— start Supplied data —
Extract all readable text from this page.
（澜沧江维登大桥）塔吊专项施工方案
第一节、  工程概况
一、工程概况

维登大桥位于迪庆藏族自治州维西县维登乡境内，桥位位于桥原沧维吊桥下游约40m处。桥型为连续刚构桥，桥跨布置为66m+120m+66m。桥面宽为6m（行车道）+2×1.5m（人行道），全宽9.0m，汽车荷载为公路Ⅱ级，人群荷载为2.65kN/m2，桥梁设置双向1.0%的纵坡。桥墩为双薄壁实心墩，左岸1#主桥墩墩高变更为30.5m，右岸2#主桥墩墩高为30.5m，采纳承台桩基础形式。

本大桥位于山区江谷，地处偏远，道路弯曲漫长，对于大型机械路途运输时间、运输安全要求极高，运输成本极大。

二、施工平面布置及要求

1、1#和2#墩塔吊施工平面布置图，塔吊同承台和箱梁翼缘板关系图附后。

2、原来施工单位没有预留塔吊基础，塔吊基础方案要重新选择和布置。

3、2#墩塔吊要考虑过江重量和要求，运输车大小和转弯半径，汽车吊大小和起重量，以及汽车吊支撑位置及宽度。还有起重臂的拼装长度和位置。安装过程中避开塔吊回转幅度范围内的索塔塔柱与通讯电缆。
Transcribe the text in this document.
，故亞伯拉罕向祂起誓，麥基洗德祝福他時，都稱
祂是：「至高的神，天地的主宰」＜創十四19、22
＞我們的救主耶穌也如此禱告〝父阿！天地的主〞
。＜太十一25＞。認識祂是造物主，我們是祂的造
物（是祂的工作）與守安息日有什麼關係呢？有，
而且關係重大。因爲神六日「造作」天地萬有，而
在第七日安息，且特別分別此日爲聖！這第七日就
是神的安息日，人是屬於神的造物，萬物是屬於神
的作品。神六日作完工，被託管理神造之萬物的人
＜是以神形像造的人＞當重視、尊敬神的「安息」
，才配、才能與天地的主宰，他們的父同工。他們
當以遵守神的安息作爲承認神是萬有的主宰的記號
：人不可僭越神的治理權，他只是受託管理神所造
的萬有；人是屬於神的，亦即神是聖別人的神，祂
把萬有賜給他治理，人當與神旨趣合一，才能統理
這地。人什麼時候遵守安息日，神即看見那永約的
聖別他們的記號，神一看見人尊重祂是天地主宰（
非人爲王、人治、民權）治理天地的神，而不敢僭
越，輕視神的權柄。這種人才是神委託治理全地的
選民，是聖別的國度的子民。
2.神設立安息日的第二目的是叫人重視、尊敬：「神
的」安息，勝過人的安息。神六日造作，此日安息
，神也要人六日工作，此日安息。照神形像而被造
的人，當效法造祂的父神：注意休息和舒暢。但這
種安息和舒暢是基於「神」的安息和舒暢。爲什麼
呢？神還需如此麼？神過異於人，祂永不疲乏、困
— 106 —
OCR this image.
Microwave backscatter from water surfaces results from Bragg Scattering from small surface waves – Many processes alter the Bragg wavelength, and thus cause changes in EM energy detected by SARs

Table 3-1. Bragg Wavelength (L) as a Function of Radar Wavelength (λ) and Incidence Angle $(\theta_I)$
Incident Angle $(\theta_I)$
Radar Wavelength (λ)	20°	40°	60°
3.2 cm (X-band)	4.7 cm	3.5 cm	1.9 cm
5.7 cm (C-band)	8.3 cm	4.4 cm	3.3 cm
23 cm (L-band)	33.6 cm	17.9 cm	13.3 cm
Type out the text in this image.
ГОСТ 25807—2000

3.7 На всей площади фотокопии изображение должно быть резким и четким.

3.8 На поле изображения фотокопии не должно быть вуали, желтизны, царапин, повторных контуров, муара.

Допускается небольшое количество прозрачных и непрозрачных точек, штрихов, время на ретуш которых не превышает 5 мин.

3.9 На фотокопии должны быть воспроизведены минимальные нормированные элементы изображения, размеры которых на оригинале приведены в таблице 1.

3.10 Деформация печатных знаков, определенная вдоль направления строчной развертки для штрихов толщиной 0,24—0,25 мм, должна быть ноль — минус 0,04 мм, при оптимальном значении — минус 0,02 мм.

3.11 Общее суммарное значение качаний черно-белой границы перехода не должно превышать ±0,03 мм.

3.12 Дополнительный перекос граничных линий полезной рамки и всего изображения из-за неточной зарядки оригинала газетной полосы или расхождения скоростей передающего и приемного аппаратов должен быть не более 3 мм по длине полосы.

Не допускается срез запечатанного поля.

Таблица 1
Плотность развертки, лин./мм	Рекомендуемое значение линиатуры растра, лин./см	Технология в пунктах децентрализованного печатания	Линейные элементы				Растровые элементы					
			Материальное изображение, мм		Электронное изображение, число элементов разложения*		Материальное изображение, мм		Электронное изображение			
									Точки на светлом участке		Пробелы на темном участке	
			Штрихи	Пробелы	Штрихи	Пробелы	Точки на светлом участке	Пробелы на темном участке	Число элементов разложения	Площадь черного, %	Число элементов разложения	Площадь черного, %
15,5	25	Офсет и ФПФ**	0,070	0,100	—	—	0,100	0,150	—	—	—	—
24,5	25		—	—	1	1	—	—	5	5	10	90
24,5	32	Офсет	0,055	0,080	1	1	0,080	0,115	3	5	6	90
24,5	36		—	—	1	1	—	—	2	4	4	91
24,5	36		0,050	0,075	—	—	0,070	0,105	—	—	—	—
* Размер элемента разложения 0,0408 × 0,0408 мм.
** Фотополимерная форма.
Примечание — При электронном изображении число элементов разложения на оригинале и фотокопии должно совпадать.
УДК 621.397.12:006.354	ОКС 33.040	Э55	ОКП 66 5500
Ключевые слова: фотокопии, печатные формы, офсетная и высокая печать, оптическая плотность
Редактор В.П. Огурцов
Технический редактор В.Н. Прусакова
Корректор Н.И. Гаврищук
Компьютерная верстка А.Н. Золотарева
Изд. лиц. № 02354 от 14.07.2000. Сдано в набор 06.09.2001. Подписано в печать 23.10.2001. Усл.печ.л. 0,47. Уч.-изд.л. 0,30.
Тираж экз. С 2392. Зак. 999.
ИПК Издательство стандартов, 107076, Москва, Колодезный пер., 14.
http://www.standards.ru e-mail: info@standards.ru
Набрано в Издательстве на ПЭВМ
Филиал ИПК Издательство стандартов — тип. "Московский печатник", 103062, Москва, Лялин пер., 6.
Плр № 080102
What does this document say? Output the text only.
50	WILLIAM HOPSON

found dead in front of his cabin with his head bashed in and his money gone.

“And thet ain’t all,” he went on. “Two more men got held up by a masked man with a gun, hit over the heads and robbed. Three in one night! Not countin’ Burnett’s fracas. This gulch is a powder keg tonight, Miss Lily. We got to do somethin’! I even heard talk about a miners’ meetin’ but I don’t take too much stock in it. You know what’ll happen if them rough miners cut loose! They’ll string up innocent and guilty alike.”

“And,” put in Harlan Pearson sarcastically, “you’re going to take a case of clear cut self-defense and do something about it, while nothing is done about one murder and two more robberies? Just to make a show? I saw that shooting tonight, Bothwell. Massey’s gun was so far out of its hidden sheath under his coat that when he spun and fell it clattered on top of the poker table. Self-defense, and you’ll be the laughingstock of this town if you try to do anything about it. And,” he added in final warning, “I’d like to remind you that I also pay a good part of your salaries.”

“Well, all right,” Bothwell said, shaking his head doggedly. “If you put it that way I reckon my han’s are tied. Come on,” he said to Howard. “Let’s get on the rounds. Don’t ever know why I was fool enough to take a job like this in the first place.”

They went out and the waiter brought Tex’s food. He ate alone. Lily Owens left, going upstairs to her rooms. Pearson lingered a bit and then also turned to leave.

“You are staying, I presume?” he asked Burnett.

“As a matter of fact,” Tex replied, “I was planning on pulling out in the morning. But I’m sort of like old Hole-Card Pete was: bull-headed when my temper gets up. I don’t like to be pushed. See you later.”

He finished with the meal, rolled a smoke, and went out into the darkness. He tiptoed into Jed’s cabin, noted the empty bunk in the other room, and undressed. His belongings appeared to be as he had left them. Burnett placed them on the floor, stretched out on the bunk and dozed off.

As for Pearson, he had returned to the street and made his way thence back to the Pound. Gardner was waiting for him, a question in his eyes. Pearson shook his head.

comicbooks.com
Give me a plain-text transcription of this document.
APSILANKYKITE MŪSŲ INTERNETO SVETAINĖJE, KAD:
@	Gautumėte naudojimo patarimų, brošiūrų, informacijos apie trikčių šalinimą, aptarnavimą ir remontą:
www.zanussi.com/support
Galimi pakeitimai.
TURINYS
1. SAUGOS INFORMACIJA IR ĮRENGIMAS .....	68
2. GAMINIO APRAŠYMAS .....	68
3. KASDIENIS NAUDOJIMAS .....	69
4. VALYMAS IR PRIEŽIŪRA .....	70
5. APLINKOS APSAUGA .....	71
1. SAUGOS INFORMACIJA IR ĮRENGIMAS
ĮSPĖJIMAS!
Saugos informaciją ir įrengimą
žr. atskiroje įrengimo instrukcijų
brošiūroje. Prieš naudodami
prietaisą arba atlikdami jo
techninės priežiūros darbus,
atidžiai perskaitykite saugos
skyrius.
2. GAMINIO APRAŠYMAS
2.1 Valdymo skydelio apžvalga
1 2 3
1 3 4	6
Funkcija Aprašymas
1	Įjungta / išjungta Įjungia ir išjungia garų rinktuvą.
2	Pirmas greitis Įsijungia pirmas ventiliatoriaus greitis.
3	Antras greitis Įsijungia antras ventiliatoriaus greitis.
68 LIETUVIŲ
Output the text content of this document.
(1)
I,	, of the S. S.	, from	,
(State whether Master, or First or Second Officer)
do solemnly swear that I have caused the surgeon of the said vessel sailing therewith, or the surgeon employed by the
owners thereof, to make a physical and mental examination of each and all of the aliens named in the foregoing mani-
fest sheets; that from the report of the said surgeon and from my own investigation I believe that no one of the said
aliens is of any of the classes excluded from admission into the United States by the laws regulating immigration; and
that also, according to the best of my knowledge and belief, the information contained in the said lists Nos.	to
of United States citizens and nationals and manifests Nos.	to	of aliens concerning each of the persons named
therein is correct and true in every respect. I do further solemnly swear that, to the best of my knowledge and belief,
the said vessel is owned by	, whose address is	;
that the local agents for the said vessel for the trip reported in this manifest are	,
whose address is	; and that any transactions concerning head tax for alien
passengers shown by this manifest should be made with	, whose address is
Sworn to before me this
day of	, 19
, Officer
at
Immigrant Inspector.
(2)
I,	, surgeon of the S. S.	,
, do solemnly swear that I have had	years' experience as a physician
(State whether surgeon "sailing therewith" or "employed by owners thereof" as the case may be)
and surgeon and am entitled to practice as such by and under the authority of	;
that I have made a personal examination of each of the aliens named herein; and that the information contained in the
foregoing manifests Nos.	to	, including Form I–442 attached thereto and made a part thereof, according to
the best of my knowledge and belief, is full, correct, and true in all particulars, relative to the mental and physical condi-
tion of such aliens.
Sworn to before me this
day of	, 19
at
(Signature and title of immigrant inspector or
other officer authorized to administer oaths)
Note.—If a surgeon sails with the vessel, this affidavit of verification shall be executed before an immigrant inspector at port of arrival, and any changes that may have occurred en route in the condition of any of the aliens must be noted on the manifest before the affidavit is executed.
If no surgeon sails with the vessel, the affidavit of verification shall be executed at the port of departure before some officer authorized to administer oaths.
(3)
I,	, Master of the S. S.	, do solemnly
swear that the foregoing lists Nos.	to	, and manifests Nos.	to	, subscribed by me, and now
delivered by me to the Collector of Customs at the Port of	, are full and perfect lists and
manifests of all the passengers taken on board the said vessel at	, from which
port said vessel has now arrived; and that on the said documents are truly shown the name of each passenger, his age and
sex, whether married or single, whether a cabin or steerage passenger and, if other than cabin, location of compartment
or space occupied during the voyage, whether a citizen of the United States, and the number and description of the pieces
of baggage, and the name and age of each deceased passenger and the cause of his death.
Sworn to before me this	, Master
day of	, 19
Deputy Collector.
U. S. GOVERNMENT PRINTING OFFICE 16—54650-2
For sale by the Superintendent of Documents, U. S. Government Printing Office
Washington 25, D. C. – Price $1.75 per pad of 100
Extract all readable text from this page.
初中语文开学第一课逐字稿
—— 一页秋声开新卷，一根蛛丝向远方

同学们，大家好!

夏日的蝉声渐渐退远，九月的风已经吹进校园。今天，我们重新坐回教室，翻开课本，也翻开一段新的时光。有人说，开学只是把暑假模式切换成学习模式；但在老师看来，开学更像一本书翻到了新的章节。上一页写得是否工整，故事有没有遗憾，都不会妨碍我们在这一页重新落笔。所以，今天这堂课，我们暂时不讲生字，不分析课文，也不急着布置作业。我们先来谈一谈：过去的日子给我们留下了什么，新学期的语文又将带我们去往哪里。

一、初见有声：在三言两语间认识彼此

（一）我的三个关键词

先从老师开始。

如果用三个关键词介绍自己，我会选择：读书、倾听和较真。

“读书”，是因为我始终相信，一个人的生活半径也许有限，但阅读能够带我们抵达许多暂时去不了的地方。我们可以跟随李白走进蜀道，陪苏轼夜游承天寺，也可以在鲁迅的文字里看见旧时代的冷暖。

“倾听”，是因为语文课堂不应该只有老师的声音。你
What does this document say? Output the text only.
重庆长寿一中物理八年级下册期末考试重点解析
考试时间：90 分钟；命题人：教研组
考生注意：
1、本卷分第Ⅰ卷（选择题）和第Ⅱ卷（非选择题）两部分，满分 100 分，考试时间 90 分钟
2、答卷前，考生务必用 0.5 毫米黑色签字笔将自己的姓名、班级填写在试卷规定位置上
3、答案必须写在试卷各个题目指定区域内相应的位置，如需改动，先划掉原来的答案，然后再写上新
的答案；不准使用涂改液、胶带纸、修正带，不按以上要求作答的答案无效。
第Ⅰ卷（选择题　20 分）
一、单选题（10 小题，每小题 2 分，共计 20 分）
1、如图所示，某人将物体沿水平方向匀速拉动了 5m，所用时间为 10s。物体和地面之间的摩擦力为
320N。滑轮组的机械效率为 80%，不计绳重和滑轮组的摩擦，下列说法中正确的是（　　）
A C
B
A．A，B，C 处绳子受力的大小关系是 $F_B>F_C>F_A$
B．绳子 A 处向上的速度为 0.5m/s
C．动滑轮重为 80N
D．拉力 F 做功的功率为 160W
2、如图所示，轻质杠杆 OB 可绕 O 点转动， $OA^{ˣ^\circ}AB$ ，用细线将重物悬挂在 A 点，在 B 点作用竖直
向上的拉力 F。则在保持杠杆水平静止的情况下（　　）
— end Supplied data —
Check each line above for the string "lists" and report how many lines have it, giving only the number.

3